-- Start Entries provided --
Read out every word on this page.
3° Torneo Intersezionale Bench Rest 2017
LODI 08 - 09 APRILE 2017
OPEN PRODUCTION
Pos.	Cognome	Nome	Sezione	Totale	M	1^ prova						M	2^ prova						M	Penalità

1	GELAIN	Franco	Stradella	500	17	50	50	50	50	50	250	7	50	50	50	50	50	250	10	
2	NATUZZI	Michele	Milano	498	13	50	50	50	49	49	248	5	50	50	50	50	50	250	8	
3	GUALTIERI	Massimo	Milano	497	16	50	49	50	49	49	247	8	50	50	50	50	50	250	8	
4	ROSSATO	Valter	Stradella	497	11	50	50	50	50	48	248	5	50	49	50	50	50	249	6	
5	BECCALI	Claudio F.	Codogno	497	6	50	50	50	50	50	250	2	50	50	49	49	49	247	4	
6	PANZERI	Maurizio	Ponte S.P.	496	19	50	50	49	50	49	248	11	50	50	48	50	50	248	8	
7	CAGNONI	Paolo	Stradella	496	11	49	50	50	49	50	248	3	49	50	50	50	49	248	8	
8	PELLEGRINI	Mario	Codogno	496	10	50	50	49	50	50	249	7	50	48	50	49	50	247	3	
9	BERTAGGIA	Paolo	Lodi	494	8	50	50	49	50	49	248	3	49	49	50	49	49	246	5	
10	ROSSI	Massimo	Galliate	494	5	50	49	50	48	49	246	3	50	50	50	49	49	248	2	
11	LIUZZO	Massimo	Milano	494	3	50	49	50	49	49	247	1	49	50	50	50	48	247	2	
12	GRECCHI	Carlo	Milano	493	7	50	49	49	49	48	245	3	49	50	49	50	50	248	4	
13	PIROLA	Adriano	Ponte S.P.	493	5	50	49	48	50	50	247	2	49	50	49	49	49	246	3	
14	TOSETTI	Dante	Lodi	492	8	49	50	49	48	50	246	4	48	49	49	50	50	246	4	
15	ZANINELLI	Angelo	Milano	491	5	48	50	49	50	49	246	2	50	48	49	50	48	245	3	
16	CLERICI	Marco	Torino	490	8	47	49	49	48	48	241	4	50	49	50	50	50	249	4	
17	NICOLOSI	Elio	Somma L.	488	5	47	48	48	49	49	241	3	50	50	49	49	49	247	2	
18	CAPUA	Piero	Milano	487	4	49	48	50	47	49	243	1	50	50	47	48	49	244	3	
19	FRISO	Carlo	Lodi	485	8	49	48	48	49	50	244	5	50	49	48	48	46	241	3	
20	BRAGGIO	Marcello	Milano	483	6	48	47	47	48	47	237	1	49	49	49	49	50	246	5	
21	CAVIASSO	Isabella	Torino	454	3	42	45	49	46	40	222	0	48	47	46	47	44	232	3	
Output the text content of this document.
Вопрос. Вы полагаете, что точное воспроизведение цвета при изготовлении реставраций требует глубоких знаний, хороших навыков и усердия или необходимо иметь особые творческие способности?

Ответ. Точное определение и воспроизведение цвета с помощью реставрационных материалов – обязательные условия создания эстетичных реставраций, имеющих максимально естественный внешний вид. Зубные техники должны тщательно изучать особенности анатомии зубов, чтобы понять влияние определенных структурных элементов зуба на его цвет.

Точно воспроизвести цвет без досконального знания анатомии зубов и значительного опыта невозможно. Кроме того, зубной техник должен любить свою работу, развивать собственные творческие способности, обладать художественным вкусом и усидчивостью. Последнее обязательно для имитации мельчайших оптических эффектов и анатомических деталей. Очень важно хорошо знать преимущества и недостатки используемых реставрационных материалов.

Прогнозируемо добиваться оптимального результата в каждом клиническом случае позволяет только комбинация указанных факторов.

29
-- End Entries provided --
» Required work
Pick out every line holding the string "Carlo" and return it.

» Written answer
12	GRECCHI	Carlo	Milano	493	7	50	49	49	49	48	245	3	49	50	49	50	50	248	4	
19	FRISO	Carlo	Lodi	485	8	49	48	48	49	50	244	5	50	49	48	48	46	241	3	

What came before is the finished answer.